Data extracted from a collection>
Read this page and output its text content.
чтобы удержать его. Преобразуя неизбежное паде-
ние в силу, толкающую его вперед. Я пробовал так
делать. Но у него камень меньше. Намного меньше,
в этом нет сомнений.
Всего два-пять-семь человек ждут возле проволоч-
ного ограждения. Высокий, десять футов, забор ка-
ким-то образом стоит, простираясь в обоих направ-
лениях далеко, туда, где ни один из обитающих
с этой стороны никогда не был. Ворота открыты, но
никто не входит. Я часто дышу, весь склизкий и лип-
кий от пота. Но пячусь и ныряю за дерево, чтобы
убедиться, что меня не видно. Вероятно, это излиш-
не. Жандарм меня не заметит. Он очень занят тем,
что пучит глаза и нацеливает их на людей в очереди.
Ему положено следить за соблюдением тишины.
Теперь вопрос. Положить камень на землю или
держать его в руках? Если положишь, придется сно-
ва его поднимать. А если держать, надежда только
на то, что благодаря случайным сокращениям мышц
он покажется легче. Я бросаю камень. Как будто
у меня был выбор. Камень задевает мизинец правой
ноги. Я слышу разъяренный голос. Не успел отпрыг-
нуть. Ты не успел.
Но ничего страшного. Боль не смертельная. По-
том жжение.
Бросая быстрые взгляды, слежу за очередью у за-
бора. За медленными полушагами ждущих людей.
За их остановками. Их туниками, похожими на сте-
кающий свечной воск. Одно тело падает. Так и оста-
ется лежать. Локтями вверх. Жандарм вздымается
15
--
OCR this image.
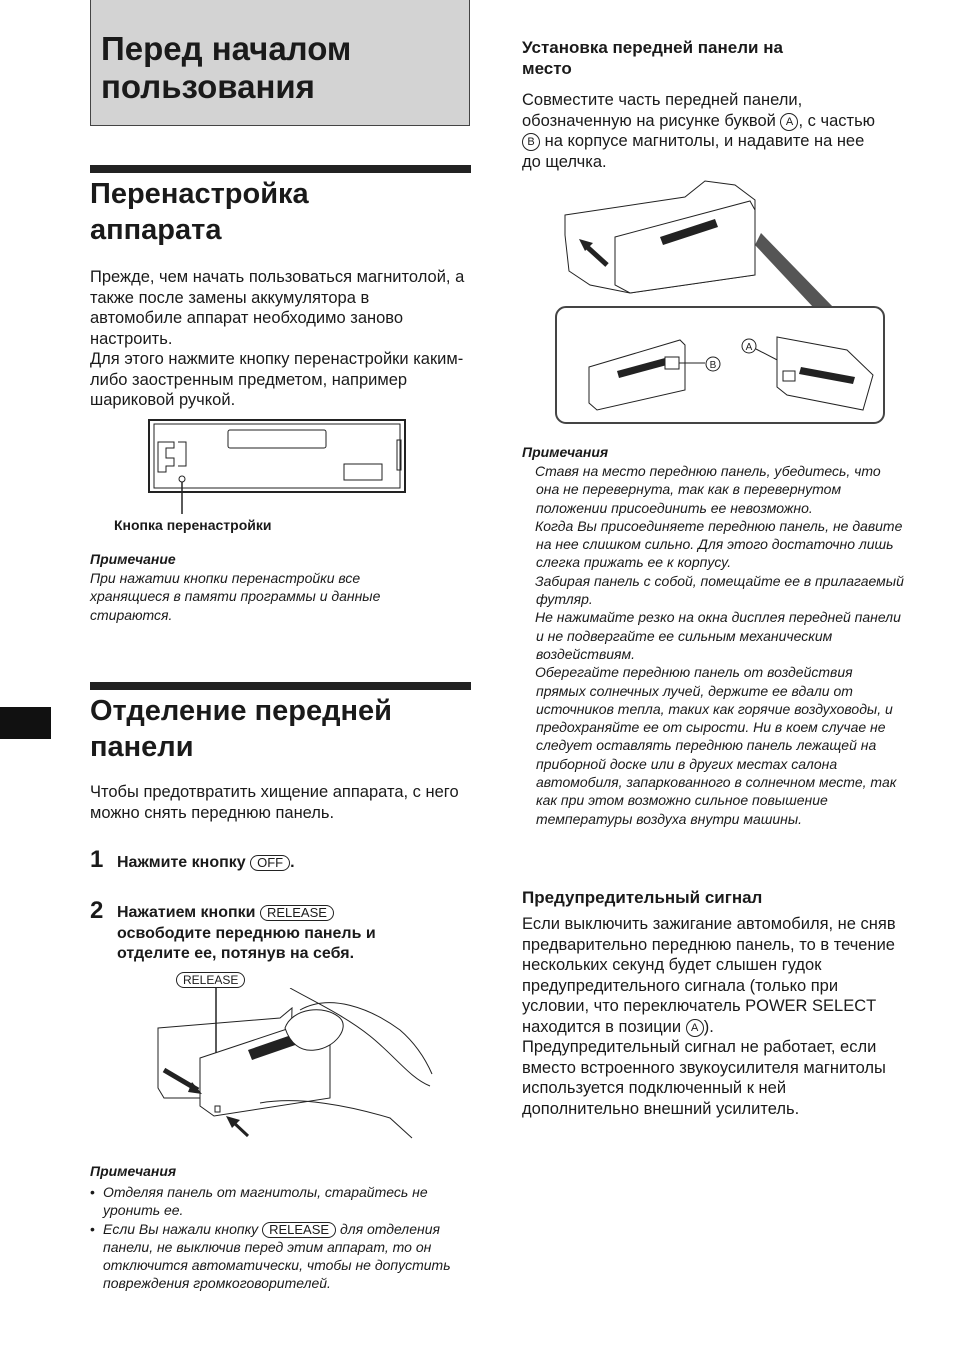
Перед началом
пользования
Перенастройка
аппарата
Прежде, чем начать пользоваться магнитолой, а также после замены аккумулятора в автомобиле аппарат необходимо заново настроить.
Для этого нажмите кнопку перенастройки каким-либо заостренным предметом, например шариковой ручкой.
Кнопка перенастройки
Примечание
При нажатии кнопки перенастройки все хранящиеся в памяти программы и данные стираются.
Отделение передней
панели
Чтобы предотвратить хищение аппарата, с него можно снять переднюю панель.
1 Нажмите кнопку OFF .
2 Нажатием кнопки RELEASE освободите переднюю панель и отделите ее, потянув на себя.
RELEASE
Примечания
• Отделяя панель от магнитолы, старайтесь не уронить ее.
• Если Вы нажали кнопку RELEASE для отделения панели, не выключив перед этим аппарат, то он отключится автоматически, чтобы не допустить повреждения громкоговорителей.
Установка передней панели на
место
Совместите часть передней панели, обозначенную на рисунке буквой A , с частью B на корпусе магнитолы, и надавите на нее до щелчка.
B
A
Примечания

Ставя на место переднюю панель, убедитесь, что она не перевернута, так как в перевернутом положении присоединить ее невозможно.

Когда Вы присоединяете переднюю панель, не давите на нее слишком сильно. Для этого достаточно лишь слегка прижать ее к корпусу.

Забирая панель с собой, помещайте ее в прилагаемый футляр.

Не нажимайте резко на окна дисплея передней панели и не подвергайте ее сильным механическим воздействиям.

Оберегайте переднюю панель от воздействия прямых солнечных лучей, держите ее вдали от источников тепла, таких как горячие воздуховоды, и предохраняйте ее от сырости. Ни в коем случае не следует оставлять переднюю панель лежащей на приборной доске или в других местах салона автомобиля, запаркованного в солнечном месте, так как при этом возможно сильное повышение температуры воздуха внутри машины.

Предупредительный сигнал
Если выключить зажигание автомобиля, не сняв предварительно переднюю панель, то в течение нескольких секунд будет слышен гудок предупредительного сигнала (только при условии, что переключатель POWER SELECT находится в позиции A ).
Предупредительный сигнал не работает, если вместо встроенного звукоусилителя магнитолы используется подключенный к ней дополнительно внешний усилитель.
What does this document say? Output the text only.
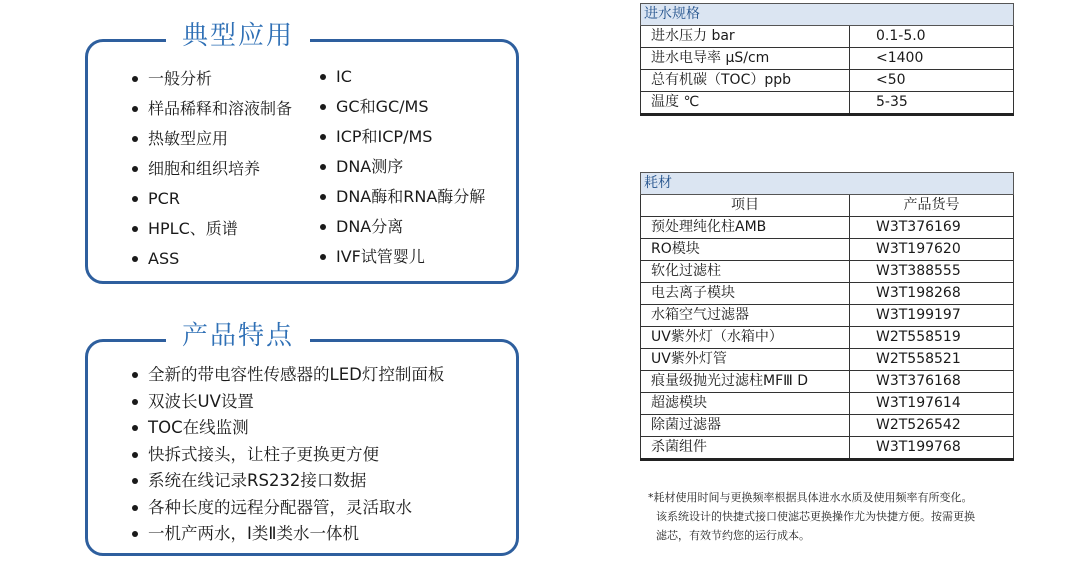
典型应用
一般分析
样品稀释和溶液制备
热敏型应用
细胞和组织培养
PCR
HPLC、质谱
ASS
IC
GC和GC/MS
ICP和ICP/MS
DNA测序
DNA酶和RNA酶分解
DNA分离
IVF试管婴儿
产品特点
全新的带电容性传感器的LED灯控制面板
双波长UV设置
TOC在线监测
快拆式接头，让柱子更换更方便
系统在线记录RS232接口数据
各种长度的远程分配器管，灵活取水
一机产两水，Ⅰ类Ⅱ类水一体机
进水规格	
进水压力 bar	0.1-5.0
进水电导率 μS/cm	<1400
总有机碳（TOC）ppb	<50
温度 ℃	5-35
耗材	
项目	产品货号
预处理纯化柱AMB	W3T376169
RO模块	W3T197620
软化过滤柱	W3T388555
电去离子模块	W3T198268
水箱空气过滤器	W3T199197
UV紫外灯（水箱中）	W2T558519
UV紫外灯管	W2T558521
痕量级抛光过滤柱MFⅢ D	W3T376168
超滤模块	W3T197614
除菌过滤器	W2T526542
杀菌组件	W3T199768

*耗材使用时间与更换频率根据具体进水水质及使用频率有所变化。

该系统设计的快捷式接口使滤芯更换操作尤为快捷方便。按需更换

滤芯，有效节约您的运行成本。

To do> Identify how many lines in the entries above include the string "перенастройки", then state that number alone.

The answer> 3